▸ **Source extract**:
┄┄┄┄┄┄┄┄┄┄

Page MenuHomePhabricator

All Wikimedia extensions that store their data outside the main database should use a virtual database domain
Open, Needs TriagePublic

Description

Per T330590: External LBs should not be exposed to developers, there is now a proper way to store data in a non-standard location without breaking automated DB schema updates or unit tests. The relevant Wikimedia extensions should use it, to be a little easier to set up.


A search for LBFactory finds the following extensions (didn't try to verify if they are all relevant; the extensions with dedicated subtasks of this task are marked as resolved):

  • Extension:AbuseFilter
  • Extension:ArticleFeedbackv5
  • Extension:Babel
  • Extension:BounceHandler
  • Extension:CampaignEvents (T348281)
  • Extension:CentralAuth
  • Extension:CheckUser (not relevant)
  • Extension:CirrusSearch
  • Extension:Cognate
  • Extension:ContentTranslation
  • Extension:DiscussionTools (not relevant)
  • Extension:Echo (via T348573)
  • Extension:EntitySchema
  • Extension:EventBus
  • Extension:Flow
  • Extension:GlobalBlocking (via T348486)
  • Extension:GlobalUsage
  • Extension:GrowthExperiments
  • Extension:LoginNotify
  • Extension:MachineVision (undeployed)
  • Extension:Math
  • Extension:MathSearch
  • Extension:OATHAuth
  • Extension:OAuthRateLimiter
  • Extension:PageTriage
  • Extension:Phonos
  • Extension:PropertySuggester
  • Extension:ReadingLists
  • Extension:SecurePoll
  • Extension:SplitPrivateWiki
  • Extension:UrlShortener
  • Extension:Wikibase
  • Extension:WikibaseQualityConstraints
  • Extension:WikimediaEditorTasks
  • Extension:WikimediaMaintenance

This doesn't find e.g. OAuth so it isn't a perfect search.


Example fix: https://gerrit.wikimedia.org/r/c/mediawiki/extensions/UrlShortener/+/963293 (T330590)
and https://gerrit.wikimedia.org/r/c/operations/mediawiki-config/+/963837

Related Objects

Event Timeline

Anyone got a link to a Gerrit patch showing the suggested fix?

ArticleFeedbackv5 isn't currently WMF-deployed, though who knows, perhaps it will once again be someday. :-) In the meanwhile, I definitely could use a helping hand with this...I wished to implement this change in AFTv5 in a non-BC-breaking way but the code turned out to be somewhat convoluted and I don't have a 1.41+ test setup to test out this part. What I can definitely say is that everything I tried out ended up breaking things like Special:Contributions (!) and such, so, yeah. :-/

Is there a patch I can take a look at?

I think simplest way to keep BC would be to use the MediaWikiServices hook to look at the configuration, and if $wgVirtualDomainsMapping['articlefeedback'] is not set but the legacy cluster/DB variables are set, copy that latter to the former.

┄┄┄┄┄┄┄┄┄┄

▸ **Information supplied**:
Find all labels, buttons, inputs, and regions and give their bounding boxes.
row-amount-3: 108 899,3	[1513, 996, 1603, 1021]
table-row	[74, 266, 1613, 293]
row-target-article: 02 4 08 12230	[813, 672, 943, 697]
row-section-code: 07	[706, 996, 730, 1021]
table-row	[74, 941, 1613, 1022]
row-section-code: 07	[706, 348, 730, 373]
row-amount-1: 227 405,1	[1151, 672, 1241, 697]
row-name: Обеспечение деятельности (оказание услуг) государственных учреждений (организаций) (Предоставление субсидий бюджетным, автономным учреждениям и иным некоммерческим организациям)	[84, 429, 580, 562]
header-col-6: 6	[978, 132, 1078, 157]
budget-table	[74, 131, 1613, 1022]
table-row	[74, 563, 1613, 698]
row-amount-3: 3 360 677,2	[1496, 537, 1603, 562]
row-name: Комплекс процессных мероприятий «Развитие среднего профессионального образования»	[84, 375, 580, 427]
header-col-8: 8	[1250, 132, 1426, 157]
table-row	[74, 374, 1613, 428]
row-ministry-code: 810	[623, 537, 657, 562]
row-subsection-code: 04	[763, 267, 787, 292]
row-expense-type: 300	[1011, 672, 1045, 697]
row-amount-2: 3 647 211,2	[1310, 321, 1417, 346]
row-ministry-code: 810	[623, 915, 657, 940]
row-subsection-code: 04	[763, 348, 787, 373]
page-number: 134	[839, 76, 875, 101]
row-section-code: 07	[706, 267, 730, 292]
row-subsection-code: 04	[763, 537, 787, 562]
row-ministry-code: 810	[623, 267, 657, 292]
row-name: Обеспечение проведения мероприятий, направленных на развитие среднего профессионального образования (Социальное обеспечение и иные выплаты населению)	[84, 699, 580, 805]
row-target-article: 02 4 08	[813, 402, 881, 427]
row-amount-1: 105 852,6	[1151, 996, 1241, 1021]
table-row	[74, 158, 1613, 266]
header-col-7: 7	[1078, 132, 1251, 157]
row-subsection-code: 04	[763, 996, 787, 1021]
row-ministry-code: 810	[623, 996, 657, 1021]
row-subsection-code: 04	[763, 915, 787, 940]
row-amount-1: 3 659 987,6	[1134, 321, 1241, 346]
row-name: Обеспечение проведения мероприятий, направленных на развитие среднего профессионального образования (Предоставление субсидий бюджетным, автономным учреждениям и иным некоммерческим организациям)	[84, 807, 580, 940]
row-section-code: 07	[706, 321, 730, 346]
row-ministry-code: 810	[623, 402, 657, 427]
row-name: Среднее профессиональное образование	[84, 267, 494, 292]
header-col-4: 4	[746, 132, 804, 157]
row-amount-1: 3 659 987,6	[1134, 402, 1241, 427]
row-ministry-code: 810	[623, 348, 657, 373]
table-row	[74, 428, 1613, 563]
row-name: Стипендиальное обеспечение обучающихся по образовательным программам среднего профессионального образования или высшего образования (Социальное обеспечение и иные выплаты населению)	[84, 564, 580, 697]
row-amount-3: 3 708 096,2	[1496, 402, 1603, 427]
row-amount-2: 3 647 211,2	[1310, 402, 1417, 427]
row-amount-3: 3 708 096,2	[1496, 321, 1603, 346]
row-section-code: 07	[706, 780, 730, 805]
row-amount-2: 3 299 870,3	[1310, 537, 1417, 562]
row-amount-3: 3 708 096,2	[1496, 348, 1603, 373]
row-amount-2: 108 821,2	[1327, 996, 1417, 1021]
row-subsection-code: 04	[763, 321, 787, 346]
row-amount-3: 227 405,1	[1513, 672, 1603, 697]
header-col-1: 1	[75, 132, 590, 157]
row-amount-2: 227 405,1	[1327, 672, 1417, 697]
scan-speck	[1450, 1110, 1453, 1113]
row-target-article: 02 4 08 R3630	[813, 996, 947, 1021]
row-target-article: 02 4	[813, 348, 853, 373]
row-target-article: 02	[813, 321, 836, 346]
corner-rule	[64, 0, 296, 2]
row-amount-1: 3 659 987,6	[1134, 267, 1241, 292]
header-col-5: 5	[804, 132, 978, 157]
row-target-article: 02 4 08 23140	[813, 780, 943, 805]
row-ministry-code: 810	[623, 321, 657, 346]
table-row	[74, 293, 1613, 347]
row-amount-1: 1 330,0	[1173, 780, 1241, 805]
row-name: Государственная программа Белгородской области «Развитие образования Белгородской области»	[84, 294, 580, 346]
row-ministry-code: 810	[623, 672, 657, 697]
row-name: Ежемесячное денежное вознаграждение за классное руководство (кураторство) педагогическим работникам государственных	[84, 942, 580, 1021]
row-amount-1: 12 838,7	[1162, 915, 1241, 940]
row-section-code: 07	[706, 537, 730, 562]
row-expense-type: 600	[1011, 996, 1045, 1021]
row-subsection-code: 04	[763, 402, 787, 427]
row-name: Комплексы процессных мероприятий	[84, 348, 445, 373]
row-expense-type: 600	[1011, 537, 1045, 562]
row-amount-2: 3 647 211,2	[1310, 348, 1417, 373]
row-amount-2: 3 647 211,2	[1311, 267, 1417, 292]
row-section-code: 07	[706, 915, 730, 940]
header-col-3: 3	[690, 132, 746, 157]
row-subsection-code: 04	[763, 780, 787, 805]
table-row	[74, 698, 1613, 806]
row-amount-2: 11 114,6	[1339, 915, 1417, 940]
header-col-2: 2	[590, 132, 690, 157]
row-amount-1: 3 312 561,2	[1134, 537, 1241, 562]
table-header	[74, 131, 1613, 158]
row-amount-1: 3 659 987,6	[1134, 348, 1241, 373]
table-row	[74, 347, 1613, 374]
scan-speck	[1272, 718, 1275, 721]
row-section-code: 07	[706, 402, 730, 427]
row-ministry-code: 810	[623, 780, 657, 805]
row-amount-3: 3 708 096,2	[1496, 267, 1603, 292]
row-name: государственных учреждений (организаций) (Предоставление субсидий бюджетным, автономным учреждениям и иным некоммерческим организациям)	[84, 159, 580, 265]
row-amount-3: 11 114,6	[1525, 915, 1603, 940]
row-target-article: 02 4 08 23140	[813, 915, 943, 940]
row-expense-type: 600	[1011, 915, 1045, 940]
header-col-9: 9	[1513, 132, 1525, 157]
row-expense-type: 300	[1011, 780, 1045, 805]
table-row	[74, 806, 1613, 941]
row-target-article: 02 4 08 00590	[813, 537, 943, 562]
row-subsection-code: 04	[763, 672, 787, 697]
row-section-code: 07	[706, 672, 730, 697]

┄┄┄┄┄┄┄┄┄┄

▸ **Work to do**:
[1] In the Phabricator task, which extension is marked as undeployed?
[2] Revise the Phabricator task from the words that have "This doesn't find" through "the suggested fix?", putting "thorough" in place of "perfect".

▸ **Task-by-task results**:
[1] Extension:MachineVision

[2]
This doesn't find e.g. OAuth so it isn't a thorough search.


Example fix: https://gerrit.wikimedia.org/r/c/mediawiki/extensions/UrlShortener/+/963293 (T330590)
and https://gerrit.wikimedia.org/r/c/operations/mediawiki-config/+/963837

Related Objects

Event Timeline

Anyone got a link to a Gerrit patch showing the suggested fix?